* Aim
From the entries below, copy every line holding the word "среднего".

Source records
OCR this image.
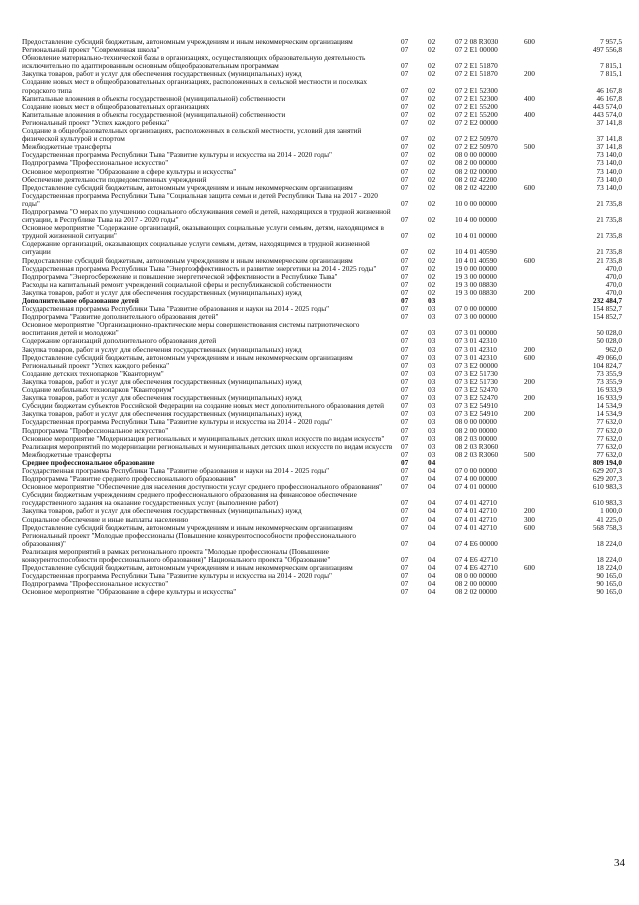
Предоставление субсидий бюджетным, автономным учреждениям и иным некоммерческим организациям	07	02	07 2 08 R3030	600	7 957,5
Региональный проект "Современная школа"	07	02	07 2 E1 00000		497 556,8
Обновление материально-технической базы в организациях, осуществляющих образовательную деятельность исключительно по адаптированным основным общеобразовательным программам	07	02	07 2 E1 51870		7 815,1
Закупка товаров, работ и услуг для обеспечения государственных (муниципальных) нужд	07	02	07 2 E1 51870	200	7 815,1
Создание новых мест в общеобразовательных организациях, расположенных в сельской местности и поселках городского типа	07	02	07 2 E1 52300		46 167,8
Капитальные вложения в объекты государственной (муниципальной) собственности	07	02	07 2 E1 52300	400	46 167,8
Создание новых мест в общеобразовательных организациях	07	02	07 2 E1 55200		443 574,0
Капитальные вложения в объекты государственной (муниципальной) собственности	07	02	07 2 E1 55200	400	443 574,0
Региональный проект "Успех каждого ребенка"	07	02	07 2 E2 00000		37 141,8
Создание в общеобразовательных организациях, расположенных в сельской местности, условий для занятий физической культурой и спортом	07	02	07 2 E2 50970		37 141,8
Межбюджетные трансферты	07	02	07 2 E2 50970	500	37 141,8
Государственная программа Республики Тыва "Развитие культуры и искусства на 2014 - 2020 годы"	07	02	08 0 00 00000		73 140,0
Подпрограмма "Профессиональное искусство"	07	02	08 2 00 00000		73 140,0
Основное мероприятие "Образование в сфере культуры и искусства"	07	02	08 2 02 00000		73 140,0
Обеспечение деятельности подведомственных учреждений	07	02	08 2 02 42200		73 140,0
Предоставление субсидий бюджетным, автономным учреждениям и иным некоммерческим организациям	07	02	08 2 02 42200	600	73 140,0
Государственная программа Республики Тыва "Социальная защита семьи и детей Республики Тыва на 2017 - 2020 годы"	07	02	10 0 00 00000		21 735,8
Подпрограмма "О мерах по улучшению социального обслуживания семей и детей, находящихся в трудной жизненной ситуации, в Республике Тыва на 2017 - 2020 годы"	07	02	10 4 00 00000		21 735,8
Основное мероприятие "Содержание организаций, оказывающих социальные услуги семьям, детям, находящимся в трудной жизненной ситуации"	07	02	10 4 01 00000		21 735,8
Содержание организаций, оказывающих социальные услуги семьям, детям, находящимся в трудной жизненной ситуации	07	02	10 4 01 40590		21 735,8
Предоставление субсидий бюджетным, автономным учреждениям и иным некоммерческим организациям	07	02	10 4 01 40590	600	21 735,8
Государственная программа Республики Тыва "Энергоэффективность и развитие энергетики на 2014 - 2025 годы"	07	02	19 0 00 00000		470,0
Подпрограмма "Энергосбережение и повышение энергетической эффективности в Республике Тыва"	07	02	19 3 00 00000		470,0
Расходы на капитальный ремонт учреждений социальной сферы и республиканской собственности	07	02	19 3 00 08830		470,0
Закупка товаров, работ и услуг для обеспечения государственных (муниципальных) нужд	07	02	19 3 00 08830	200	470,0
Дополнительное образование детей	07	03			232 484,7
Государственная программа Республики Тыва "Развитие образования и науки на 2014 - 2025 годы"	07	03	07 0 00 00000		154 852,7
Подпрограмма "Развитие дополнительного образования детей"	07	03	07 3 00 00000		154 852,7
Основное мероприятие "Организационно-практические меры совершенствования системы патриотического воспитания детей и молодежи"	07	03	07 3 01 00000		50 028,0
Содержание организаций дополнительного образования детей	07	03	07 3 01 42310		50 028,0
Закупка товаров, работ и услуг для обеспечения государственных (муниципальных) нужд	07	03	07 3 01 42310	200	962,0
Предоставление субсидий бюджетным, автономным учреждениям и иным некоммерческим организациям	07	03	07 3 01 42310	600	49 066,0
Региональный проект "Успех каждого ребенка"	07	03	07 3 E2 00000		104 824,7
Создание детских технопарков "Кванториум"	07	03	07 3 E2 51730		73 355,9
Закупка товаров, работ и услуг для обеспечения государственных (муниципальных) нужд	07	03	07 3 E2 51730	200	73 355,9
Создание мобильных технопарков "Кванториум"	07	03	07 3 E2 52470		16 933,9
Закупка товаров, работ и услуг для обеспечения государственных (муниципальных) нужд	07	03	07 3 E2 52470	200	16 933,9
Субсидии бюджетам субъектов Российской Федерации на создание новых мест дополнительного образования детей	07	03	07 3 E2 54910		14 534,9
Закупка товаров, работ и услуг для обеспечения государственных (муниципальных) нужд	07	03	07 3 E2 54910	200	14 534,9
Государственная программа Республики Тыва "Развитие культуры и искусства на 2014 - 2020 годы"	07	03	08 0 00 00000		77 632,0
Подпрограмма "Профессиональное искусство"	07	03	08 2 00 00000		77 632,0
Основное мероприятие "Модернизация региональных и муниципальных детских школ искусств по видам искусств"	07	03	08 2 03 00000		77 632,0
Реализация мероприятий по модернизации региональных и муниципальных детских школ искусств по видам искусств	07	03	08 2 03 R3060		77 632,0
Межбюджетные трансферты	07	03	08 2 03 R3060	500	77 632,0
Среднее профессиональное образование	07	04			809 194,0
Государственная программа Республики Тыва "Развитие образования и науки на 2014 - 2025 годы"	07	04	07 0 00 00000		629 207,3
Подпрограмма "Развитие среднего профессионального образования"	07	04	07 4 00 00000		629 207,3
Основное мероприятие "Обеспечение для населения доступности услуг среднего профессионального образования"	07	04	07 4 01 00000		610 983,3
Субсидии бюджетным учреждениям среднего профессионального образования на финансовое обеспечение государственного задания на оказание государственных услуг (выполнение работ)	07	04	07 4 01 42710		610 983,3
Закупка товаров, работ и услуг для обеспечения государственных (муниципальных) нужд	07	04	07 4 01 42710	200	1 000,0
Социальное обеспечение и иные выплаты населению	07	04	07 4 01 42710	300	41 225,0
Предоставление субсидий бюджетным, автономным учреждениям и иным некоммерческим организациям	07	04	07 4 01 42710	600	568 758,3
Региональный проект "Молодые профессионалы (Повышение конкурентоспособности профессионального образования)"	07	04	07 4 E6 00000		18 224,0
Реализация мероприятий в рамках регионального проекта "Молодые профессионалы (Повышение конкурентоспособности профессионального образования)" Национального проекта "Образование"	07	04	07 4 E6 42710		18 224,0
Предоставление субсидий бюджетным, автономным учреждениям и иным некоммерческим организациям	07	04	07 4 E6 42710	600	18 224,0
Государственная программа Республики Тыва "Развитие культуры и искусства на 2014 - 2020 годы"	07	04	08 0 00 00000		90 165,0
Подпрограмма "Профессиональное искусство"	07	04	08 2 00 00000		90 165,0
Основное мероприятие "Образование в сфере культуры и искусства"	07	04	08 2 02 00000		90 165,0
34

* Exercise result
Подпрограмма "Развитие среднего профессионального образования"	07	04	07 4 00 00000		629 207,3
Основное мероприятие "Обеспечение для населения доступности услуг среднего профессионального образования"	07	04	07 4 01 00000		610 983,3
Субсидии бюджетным учреждениям среднего профессионального образования на финансовое обеспечение государственного задания на оказание государственных услуг (выполнение работ)	07	04	07 4 01 42710		610 983,3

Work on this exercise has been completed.